Data entries for graphics:
[BEGIN]
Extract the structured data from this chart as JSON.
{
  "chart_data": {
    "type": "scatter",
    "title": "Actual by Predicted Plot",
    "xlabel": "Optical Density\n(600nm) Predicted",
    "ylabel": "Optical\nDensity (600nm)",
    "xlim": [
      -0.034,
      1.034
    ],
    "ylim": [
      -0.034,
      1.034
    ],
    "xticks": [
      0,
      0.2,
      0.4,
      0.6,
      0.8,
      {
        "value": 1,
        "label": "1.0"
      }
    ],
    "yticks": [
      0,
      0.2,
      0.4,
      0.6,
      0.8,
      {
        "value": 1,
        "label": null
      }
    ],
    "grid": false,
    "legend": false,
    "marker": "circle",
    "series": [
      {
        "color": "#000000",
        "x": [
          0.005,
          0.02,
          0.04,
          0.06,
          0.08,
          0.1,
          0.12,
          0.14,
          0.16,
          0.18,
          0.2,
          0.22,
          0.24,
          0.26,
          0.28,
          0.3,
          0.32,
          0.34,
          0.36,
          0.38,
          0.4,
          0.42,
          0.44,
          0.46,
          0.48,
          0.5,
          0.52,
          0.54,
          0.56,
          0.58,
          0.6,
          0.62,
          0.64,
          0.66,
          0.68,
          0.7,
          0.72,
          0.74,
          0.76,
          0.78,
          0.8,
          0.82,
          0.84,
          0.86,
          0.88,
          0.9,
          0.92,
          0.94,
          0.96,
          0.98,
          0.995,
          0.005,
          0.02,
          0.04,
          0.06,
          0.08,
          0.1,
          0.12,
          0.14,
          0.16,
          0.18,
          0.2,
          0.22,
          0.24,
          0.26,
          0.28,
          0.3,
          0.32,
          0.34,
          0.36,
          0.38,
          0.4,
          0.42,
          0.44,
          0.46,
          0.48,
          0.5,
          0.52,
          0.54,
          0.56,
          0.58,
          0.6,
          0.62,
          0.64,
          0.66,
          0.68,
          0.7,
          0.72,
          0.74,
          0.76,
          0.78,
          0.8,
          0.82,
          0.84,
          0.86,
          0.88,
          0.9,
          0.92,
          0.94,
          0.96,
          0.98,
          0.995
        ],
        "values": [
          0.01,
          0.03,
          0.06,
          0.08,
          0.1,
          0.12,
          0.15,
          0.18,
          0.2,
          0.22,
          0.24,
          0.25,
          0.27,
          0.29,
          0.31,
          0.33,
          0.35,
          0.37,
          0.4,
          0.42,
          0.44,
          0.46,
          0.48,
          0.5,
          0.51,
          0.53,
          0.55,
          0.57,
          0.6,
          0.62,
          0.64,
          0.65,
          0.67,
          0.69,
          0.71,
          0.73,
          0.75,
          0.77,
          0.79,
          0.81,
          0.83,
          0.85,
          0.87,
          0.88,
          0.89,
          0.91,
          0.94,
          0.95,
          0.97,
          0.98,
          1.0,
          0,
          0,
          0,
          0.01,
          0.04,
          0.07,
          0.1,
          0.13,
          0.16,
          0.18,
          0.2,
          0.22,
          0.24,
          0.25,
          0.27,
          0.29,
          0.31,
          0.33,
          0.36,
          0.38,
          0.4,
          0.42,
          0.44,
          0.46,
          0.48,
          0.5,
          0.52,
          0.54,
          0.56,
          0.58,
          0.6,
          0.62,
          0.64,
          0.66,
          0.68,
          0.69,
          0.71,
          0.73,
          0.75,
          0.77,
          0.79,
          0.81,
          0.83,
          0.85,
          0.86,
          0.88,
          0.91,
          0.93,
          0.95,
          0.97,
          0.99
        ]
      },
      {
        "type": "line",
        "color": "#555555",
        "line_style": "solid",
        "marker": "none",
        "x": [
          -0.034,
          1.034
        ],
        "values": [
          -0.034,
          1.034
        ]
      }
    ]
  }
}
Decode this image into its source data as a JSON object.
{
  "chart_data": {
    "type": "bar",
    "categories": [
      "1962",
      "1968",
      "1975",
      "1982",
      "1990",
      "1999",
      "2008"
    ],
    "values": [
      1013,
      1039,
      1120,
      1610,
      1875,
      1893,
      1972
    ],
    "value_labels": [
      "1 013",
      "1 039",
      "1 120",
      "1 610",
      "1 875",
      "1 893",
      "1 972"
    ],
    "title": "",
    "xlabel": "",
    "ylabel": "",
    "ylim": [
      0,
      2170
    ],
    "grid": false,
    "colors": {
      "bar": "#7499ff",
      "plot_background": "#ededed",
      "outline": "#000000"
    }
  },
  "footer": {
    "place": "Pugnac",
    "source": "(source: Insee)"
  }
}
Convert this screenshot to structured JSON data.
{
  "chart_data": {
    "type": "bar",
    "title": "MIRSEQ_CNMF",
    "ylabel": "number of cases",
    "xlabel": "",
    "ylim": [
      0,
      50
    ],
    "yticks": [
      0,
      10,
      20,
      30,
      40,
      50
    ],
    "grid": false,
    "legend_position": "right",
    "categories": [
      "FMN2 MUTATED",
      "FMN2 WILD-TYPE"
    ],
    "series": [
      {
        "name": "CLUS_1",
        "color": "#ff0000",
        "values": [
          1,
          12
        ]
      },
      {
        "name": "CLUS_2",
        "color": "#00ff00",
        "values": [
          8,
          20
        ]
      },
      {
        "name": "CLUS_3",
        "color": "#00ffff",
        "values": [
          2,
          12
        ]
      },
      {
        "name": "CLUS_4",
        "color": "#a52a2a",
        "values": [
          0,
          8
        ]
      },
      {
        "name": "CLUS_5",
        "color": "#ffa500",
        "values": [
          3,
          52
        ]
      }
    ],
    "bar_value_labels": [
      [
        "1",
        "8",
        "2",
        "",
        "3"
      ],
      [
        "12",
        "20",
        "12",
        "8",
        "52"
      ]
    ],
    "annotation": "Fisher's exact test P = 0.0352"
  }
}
[END]
= Problem details =
Locate the lines above that hold the word "JSON". Show every one of them.

= Final answer =
Extract the structured data from this chart as JSON.
Decode this image into its source data as a JSON object.
Convert this screenshot to structured JSON data.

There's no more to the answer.